## begin

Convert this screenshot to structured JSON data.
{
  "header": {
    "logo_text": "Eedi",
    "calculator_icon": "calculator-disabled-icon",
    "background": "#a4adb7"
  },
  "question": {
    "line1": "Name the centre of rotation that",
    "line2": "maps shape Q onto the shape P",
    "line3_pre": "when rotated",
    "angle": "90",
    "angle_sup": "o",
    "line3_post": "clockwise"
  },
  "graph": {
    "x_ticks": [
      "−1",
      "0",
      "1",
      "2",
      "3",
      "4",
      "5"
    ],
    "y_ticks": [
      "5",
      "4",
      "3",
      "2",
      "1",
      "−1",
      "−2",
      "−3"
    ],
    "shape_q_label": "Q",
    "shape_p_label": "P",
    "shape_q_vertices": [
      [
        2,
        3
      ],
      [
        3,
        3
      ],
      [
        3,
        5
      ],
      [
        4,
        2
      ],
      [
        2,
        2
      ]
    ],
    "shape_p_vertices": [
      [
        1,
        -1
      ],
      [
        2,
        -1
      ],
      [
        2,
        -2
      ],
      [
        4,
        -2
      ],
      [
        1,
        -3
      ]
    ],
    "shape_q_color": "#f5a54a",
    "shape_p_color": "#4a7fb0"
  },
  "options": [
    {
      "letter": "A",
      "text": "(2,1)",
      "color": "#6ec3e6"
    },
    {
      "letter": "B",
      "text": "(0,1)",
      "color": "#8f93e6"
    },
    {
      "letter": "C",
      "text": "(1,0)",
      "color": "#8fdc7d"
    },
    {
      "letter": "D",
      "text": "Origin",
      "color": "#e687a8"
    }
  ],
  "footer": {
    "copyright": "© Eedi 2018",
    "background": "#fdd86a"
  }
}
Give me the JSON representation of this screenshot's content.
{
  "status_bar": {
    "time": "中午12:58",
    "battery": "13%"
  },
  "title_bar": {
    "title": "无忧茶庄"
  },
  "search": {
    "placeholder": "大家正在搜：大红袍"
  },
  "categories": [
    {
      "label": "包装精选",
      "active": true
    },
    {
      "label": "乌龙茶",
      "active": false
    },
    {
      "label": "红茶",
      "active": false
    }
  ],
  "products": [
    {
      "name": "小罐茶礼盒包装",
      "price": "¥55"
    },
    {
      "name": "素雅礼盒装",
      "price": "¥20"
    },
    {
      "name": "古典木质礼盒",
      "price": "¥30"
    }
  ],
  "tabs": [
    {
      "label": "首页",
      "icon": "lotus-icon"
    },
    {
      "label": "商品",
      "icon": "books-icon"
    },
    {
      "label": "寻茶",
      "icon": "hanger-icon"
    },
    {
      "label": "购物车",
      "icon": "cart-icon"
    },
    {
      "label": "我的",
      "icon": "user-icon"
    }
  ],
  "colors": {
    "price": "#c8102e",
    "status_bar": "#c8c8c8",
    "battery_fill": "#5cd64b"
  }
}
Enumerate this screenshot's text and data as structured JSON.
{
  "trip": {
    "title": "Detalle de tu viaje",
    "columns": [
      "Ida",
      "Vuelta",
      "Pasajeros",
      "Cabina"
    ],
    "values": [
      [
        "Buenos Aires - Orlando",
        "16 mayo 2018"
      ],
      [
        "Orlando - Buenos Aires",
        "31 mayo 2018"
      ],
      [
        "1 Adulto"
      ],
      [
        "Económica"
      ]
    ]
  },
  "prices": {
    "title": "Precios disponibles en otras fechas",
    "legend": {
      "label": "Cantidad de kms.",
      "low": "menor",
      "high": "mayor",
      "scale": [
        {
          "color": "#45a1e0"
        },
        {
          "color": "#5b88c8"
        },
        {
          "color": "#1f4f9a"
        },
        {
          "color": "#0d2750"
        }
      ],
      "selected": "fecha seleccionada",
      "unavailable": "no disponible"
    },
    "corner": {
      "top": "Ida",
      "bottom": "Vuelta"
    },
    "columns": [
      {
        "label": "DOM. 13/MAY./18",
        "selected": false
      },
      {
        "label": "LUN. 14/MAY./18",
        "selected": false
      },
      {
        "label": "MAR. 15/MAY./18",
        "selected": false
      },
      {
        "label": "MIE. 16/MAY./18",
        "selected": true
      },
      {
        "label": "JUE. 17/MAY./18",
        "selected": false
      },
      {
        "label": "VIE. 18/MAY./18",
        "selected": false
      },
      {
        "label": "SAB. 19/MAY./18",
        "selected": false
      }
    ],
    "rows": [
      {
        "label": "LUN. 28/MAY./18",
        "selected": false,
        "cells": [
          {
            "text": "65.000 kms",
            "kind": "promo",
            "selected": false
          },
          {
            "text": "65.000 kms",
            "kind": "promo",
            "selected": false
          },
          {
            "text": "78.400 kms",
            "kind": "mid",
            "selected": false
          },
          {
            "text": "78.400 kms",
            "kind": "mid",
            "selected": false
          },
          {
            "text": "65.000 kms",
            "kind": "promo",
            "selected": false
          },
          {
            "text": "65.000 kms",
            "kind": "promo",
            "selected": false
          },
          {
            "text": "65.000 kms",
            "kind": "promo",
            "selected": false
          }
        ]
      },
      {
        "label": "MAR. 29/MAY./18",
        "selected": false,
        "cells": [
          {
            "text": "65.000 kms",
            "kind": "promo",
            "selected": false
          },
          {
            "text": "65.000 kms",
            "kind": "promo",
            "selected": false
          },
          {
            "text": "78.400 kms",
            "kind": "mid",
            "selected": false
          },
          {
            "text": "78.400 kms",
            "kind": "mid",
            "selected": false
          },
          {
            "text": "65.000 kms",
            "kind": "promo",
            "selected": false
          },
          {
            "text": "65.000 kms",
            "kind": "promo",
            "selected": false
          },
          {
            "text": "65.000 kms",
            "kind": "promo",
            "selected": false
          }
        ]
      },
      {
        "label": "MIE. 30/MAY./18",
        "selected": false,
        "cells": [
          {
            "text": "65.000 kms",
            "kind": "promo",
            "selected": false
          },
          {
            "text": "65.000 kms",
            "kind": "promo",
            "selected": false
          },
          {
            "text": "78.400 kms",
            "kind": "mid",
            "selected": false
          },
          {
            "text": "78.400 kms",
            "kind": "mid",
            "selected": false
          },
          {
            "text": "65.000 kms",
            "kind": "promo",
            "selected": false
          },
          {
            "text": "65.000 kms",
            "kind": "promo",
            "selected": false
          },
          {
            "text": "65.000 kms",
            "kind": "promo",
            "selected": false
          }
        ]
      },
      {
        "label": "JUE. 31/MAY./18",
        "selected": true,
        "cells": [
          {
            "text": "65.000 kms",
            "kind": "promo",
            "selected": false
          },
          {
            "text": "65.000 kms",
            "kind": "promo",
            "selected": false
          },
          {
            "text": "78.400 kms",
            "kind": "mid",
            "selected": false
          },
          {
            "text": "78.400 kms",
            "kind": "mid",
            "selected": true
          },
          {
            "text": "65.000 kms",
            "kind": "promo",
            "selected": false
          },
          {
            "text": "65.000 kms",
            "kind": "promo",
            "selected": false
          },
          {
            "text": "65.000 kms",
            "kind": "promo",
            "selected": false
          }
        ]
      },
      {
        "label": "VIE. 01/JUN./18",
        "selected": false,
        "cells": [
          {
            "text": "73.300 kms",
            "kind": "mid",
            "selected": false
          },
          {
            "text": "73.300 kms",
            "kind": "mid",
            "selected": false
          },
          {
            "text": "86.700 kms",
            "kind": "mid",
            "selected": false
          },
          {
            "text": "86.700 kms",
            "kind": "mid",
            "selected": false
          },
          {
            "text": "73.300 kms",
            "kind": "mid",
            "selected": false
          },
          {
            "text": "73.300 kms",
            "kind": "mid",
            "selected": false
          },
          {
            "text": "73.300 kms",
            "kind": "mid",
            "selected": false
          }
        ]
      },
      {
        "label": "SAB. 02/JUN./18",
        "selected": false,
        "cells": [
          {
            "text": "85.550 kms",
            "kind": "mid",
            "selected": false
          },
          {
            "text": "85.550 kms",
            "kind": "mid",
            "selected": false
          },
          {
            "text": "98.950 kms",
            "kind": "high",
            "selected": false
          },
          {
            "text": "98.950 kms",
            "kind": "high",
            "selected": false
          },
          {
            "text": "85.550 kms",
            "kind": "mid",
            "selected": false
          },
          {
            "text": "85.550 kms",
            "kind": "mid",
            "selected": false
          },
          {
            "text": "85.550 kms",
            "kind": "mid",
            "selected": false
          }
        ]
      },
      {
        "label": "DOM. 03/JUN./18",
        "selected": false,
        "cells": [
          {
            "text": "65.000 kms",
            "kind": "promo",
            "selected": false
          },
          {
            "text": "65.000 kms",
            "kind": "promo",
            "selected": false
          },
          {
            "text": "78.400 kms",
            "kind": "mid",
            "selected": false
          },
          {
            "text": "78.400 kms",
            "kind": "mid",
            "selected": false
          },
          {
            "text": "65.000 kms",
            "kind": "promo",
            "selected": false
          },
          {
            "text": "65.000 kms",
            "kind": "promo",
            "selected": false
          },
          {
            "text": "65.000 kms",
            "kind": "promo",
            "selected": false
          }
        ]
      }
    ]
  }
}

## end

▶ _The problem_
Working from the material above, state how many lines contain "JSON"; give only the number.

▶ _Task response_
3